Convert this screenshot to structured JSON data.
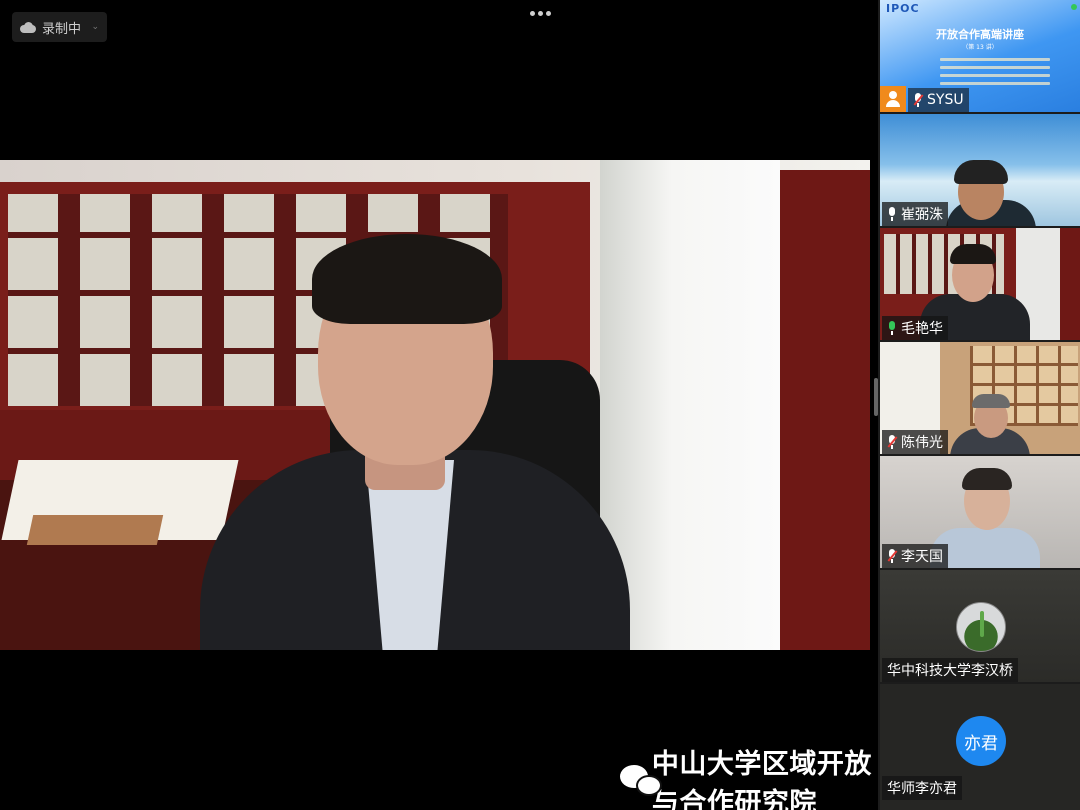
{
  "toolbar": {
    "recording_label": "录制中"
  },
  "main_speaker": {
    "name": "毛艳华"
  },
  "watermark": {
    "text": "中山大学区域开放与合作研究院"
  },
  "participants": [
    {
      "name": "SYSU",
      "type": "screen-share",
      "mic": "muted",
      "slide": {
        "logo": "IPOC",
        "title": "开放合作高端讲座",
        "subtitle": "（第 13 讲）"
      }
    },
    {
      "name": "崔弼洙",
      "mic": "on",
      "active": false
    },
    {
      "name": "毛艳华",
      "mic": "speaking",
      "active": true
    },
    {
      "name": "陈伟光",
      "mic": "muted",
      "active": false
    },
    {
      "name": "李天国",
      "mic": "muted",
      "active": false
    },
    {
      "name": "华中科技大学李汉桥",
      "mic": "none",
      "active": false
    },
    {
      "name": "华师李亦君",
      "mic": "none",
      "active": false,
      "avatar_text": "亦君"
    }
  ],
  "colors": {
    "active_border": "#34c759",
    "muted_icon": "#e53935",
    "badge_orange": "#f08a1c",
    "avatar_blue": "#1e88f0"
  }
}
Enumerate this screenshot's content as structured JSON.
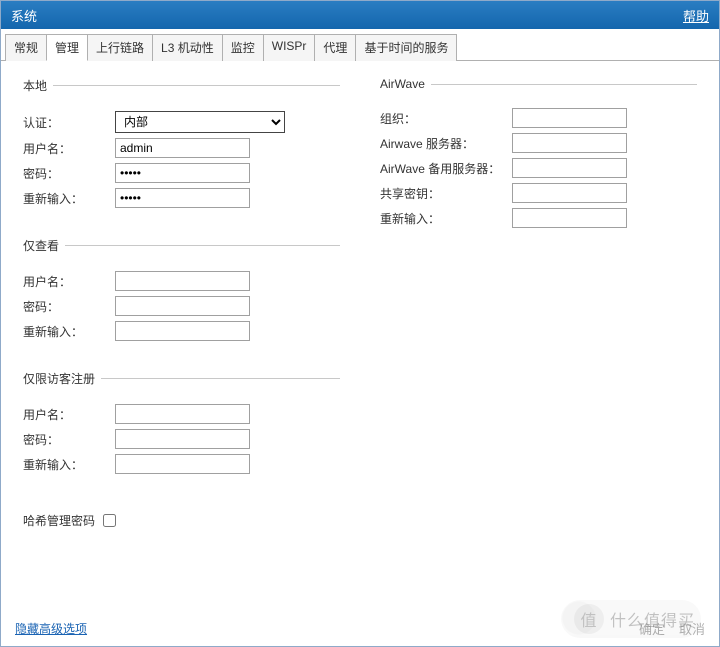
{
  "window": {
    "title": "系统",
    "help": "帮助"
  },
  "tabs": [
    {
      "label": "常规"
    },
    {
      "label": "管理"
    },
    {
      "label": "上行链路"
    },
    {
      "label": "L3 机动性"
    },
    {
      "label": "监控"
    },
    {
      "label": "WISPr"
    },
    {
      "label": "代理"
    },
    {
      "label": "基于时间的服务"
    }
  ],
  "active_tab_index": 1,
  "local": {
    "legend": "本地",
    "auth_label": "认证：",
    "auth_value": "内部",
    "user_label": "用户名：",
    "user_value": "admin",
    "pass_label": "密码：",
    "pass_value": "•••••",
    "retype_label": "重新输入：",
    "retype_value": "•••••"
  },
  "viewonly": {
    "legend": "仅查看",
    "user_label": "用户名：",
    "user_value": "",
    "pass_label": "密码：",
    "pass_value": "",
    "retype_label": "重新输入：",
    "retype_value": ""
  },
  "guest": {
    "legend": "仅限访客注册",
    "user_label": "用户名：",
    "user_value": "",
    "pass_label": "密码：",
    "pass_value": "",
    "retype_label": "重新输入：",
    "retype_value": ""
  },
  "hash": {
    "label": "哈希管理密码",
    "checked": false
  },
  "airwave": {
    "legend": "AirWave",
    "org_label": "组织：",
    "org_value": "",
    "server_label": "Airwave 服务器：",
    "server_value": "",
    "backup_label": "AirWave 备用服务器：",
    "backup_value": "",
    "shared_label": "共享密钥：",
    "shared_value": "",
    "retype_label": "重新输入：",
    "retype_value": ""
  },
  "footer": {
    "hide_advanced": "隐藏高级选项",
    "ok": "确定",
    "cancel": "取消"
  },
  "watermark": "什么值得买"
}
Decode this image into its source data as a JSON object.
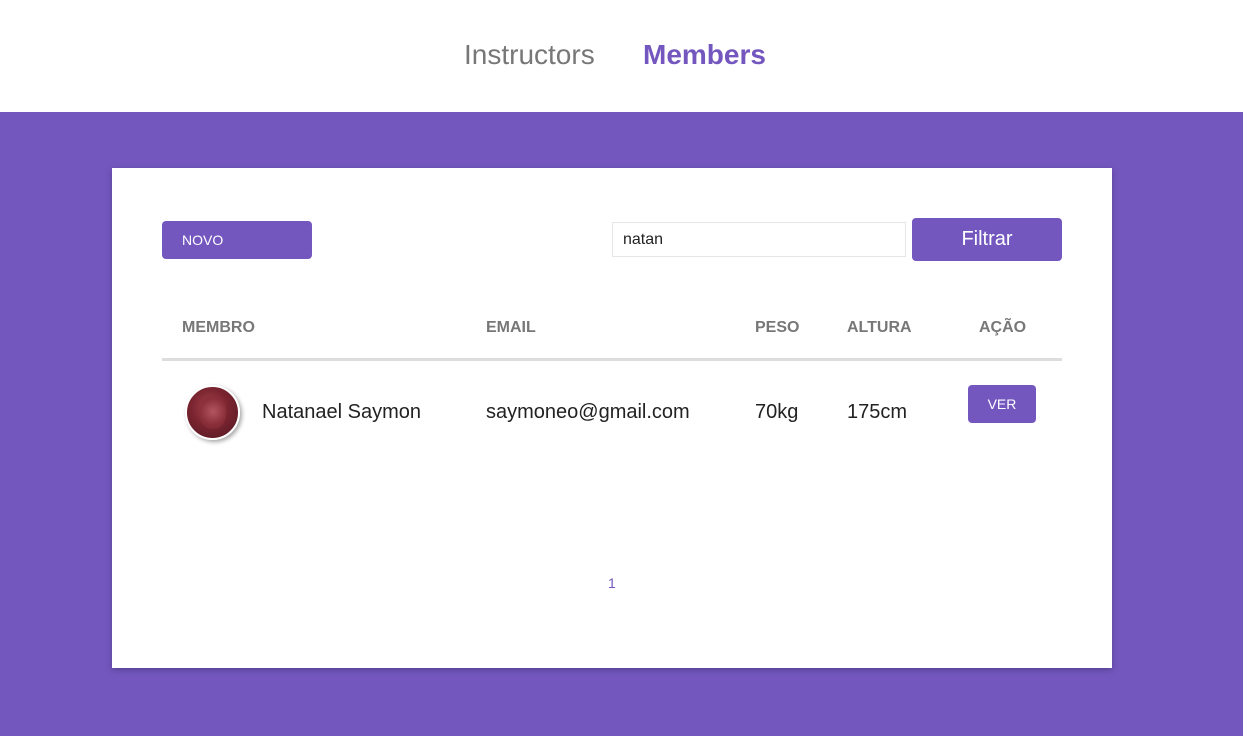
{
  "nav": {
    "instructors_label": "Instructors",
    "members_label": "Members",
    "active": "Members"
  },
  "toolbar": {
    "new_label": "NOVO",
    "search_value": "natan",
    "filter_label": "Filtrar"
  },
  "table": {
    "headers": [
      "MEMBRO",
      "EMAIL",
      "PESO",
      "ALTURA",
      "AÇÃO"
    ],
    "rows": [
      {
        "name": "Natanael Saymon",
        "email": "saymoneo@gmail.com",
        "peso": "70kg",
        "altura": "175cm",
        "action_label": "VER"
      }
    ]
  },
  "pagination": {
    "pages": [
      "1"
    ]
  },
  "colors": {
    "accent": "#7357bf",
    "background": "#7357bf",
    "card": "#ffffff",
    "muted_text": "#777777"
  },
  "icons": {
    "avatar": "user-avatar-photo"
  }
}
· · ·
◆ **WHAT THE EXERCISE ASKS**
Leave out the pictures and reproduce the rest of the listing exactly.

◆ **SOLUTION TO THIS EXERCISE**
Convert this screenshot to structured JSON data.
{
  "toolbar": {
    "recording_label": "录制中"
  },
  "main_speaker": {
    "name": "毛艳华"
  },
  "watermark": {
    "text": "中山大学区域开放与合作研究院"
  },
  "participants": [
    {
      "name": "SYSU",
      "type": "screen-share",
      "mic": "muted",
      "slide": {
        "logo": "IPOC",
        "title": "开放合作高端讲座",
        "subtitle": "（第 13 讲）"
      }
    },
    {
      "name": "崔弼洙",
      "mic": "on",
      "active": false
    },
    {
      "name": "毛艳华",
      "mic": "speaking",
      "active": true
    },
    {
      "name": "陈伟光",
      "mic": "muted",
      "active": false
    },
    {
      "name": "李天国",
      "mic": "muted",
      "active": false
    },
    {
      "name": "华中科技大学李汉桥",
      "mic": "none",
      "active": false
    },
    {
      "name": "华师李亦君",
      "mic": "none",
      "active": false,
      "avatar_text": "亦君"
    }
  ],
  "colors": {
    "active_border": "#34c759",
    "muted_icon": "#e53935",
    "badge_orange": "#f08a1c",
    "avatar_blue": "#1e88f0"
  }
}
Enumerate this screenshot's content as structured JSON.
{
  "window": {
    "title": "系统",
    "help": "帮助"
  },
  "tabs": [
    {
      "label": "常规"
    },
    {
      "label": "管理"
    },
    {
      "label": "上行链路"
    },
    {
      "label": "L3 机动性"
    },
    {
      "label": "监控"
    },
    {
      "label": "WISPr"
    },
    {
      "label": "代理"
    },
    {
      "label": "基于时间的服务"
    }
  ],
  "active_tab_index": 1,
  "local": {
    "legend": "本地",
    "auth_label": "认证：",
    "auth_value": "内部",
    "user_label": "用户名：",
    "user_value": "admin",
    "pass_label": "密码：",
    "pass_value": "•••••",
    "retype_label": "重新输入：",
    "retype_value": "•••••"
  },
  "viewonly": {
    "legend": "仅查看",
    "user_label": "用户名：",
    "user_value": "",
    "pass_label": "密码：",
    "pass_value": "",
    "retype_label": "重新输入：",
    "retype_value": ""
  },
  "guest": {
    "legend": "仅限访客注册",
    "user_label": "用户名：",
    "user_value": "",
    "pass_label": "密码：",
    "pass_value": "",
    "retype_label": "重新输入：",
    "retype_value": ""
  },
  "hash": {
    "label": "哈希管理密码",
    "checked": false
  },
  "airwave": {
    "legend": "AirWave",
    "org_label": "组织：",
    "org_value": "",
    "server_label": "Airwave 服务器：",
    "server_value": "",
    "backup_label": "AirWave 备用服务器：",
    "backup_value": "",
    "shared_label": "共享密钥：",
    "shared_value": "",
    "retype_label": "重新输入：",
    "retype_value": ""
  },
  "footer": {
    "hide_advanced": "隐藏高级选项",
    "ok": "确定",
    "cancel": "取消"
  },
  "watermark": "什么值得买"
}
Decode this image into its source data as a JSON object.
{
  "nav": {
    "instructors_label": "Instructors",
    "members_label": "Members",
    "active": "Members"
  },
  "toolbar": {
    "new_label": "NOVO",
    "search_value": "natan",
    "filter_label": "Filtrar"
  },
  "table": {
    "headers": [
      "MEMBRO",
      "EMAIL",
      "PESO",
      "ALTURA",
      "AÇÃO"
    ],
    "rows": [
      {
        "name": "Natanael Saymon",
        "email": "saymoneo@gmail.com",
        "peso": "70kg",
        "altura": "175cm",
        "action_label": "VER"
      }
    ]
  },
  "pagination": {
    "pages": [
      "1"
    ]
  },
  "colors": {
    "accent": "#7357bf",
    "background": "#7357bf",
    "card": "#ffffff",
    "muted_text": "#777777"
  },
  "icons": {
    "avatar": "user-avatar-photo"
  }
}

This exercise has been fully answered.